====== RECORDS SUPPLIED ======

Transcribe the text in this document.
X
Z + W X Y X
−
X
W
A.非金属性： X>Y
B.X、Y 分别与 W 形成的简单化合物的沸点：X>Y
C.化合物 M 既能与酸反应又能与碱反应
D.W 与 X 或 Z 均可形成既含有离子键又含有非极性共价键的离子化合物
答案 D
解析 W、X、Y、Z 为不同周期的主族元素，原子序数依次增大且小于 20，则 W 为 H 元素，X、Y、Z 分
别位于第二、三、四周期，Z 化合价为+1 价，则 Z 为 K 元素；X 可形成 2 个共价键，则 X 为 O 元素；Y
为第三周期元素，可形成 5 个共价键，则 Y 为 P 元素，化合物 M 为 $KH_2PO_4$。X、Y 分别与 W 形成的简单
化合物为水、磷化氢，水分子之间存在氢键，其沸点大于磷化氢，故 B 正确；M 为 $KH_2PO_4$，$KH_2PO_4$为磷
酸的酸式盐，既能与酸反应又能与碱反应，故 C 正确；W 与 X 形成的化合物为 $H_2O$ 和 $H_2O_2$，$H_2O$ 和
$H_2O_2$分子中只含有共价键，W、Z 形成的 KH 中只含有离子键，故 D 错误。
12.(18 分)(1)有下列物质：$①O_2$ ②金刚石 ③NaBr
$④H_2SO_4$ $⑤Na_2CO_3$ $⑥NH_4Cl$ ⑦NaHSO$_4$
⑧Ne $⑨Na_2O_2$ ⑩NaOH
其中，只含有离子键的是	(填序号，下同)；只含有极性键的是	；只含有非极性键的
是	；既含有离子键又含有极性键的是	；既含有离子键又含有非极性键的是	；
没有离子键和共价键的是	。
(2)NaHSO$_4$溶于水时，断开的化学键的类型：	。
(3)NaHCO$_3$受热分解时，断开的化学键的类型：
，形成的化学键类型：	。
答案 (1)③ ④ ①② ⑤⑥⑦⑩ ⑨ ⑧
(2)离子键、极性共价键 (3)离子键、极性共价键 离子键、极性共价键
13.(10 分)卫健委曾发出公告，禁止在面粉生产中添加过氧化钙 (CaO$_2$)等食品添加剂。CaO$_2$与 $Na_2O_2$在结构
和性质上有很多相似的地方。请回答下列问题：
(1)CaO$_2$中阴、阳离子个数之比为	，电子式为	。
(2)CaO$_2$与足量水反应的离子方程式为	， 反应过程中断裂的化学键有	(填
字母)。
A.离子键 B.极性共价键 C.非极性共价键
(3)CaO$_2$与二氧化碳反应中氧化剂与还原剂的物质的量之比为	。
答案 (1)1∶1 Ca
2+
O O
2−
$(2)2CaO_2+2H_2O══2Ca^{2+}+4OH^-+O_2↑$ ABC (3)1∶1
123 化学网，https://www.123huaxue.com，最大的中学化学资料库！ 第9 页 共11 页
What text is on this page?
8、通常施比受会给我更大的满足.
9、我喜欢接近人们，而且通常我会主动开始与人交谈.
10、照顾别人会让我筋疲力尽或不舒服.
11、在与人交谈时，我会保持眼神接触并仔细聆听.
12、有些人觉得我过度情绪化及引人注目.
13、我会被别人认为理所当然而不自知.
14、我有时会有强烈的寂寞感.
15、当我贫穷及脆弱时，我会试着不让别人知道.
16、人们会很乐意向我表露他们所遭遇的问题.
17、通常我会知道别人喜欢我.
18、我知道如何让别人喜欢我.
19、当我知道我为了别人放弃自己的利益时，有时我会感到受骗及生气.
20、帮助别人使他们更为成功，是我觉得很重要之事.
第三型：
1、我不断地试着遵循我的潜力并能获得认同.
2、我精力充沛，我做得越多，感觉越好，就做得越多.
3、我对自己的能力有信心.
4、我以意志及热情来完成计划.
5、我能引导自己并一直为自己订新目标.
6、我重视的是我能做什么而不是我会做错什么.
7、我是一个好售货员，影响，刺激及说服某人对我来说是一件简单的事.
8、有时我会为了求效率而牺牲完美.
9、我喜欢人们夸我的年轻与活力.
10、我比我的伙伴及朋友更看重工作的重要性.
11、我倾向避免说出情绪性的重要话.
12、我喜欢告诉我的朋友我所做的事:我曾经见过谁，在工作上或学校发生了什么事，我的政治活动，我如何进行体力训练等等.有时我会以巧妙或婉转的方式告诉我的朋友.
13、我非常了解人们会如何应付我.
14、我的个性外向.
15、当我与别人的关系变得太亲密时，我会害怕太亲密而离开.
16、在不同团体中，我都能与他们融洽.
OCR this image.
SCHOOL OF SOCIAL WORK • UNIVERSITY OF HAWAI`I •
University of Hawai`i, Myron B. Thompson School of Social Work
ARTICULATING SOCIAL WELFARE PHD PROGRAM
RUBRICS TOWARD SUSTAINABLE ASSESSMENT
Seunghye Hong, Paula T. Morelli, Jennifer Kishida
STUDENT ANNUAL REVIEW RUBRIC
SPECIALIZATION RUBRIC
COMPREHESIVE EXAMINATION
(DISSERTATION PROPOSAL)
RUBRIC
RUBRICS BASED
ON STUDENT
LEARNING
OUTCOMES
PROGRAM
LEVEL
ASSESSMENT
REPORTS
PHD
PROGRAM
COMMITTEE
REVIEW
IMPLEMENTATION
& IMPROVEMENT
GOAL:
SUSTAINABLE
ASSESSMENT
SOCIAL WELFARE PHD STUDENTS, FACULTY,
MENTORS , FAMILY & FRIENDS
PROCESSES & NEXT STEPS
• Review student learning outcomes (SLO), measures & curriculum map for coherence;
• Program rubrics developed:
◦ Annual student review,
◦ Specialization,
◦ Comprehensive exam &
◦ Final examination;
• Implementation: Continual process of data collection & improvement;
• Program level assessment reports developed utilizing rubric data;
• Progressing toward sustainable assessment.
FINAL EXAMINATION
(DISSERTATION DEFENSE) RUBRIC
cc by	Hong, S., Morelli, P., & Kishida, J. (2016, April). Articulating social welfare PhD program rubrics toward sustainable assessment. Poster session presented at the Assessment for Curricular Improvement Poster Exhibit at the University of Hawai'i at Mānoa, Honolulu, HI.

======

TASK DESCRIPTION
Scan the lines for the string "Kishida". Copy out each line that matches.

FINISHED TASK
Seunghye Hong, Paula T. Morelli, Jennifer Kishida
cc by	Hong, S., Morelli, P., & Kishida, J. (2016, April). Articulating social welfare PhD program rubrics toward sustainable assessment. Poster session presented at the Assessment for Curricular Improvement Poster Exhibit at the University of Hawai'i at Mānoa, Honolulu, HI.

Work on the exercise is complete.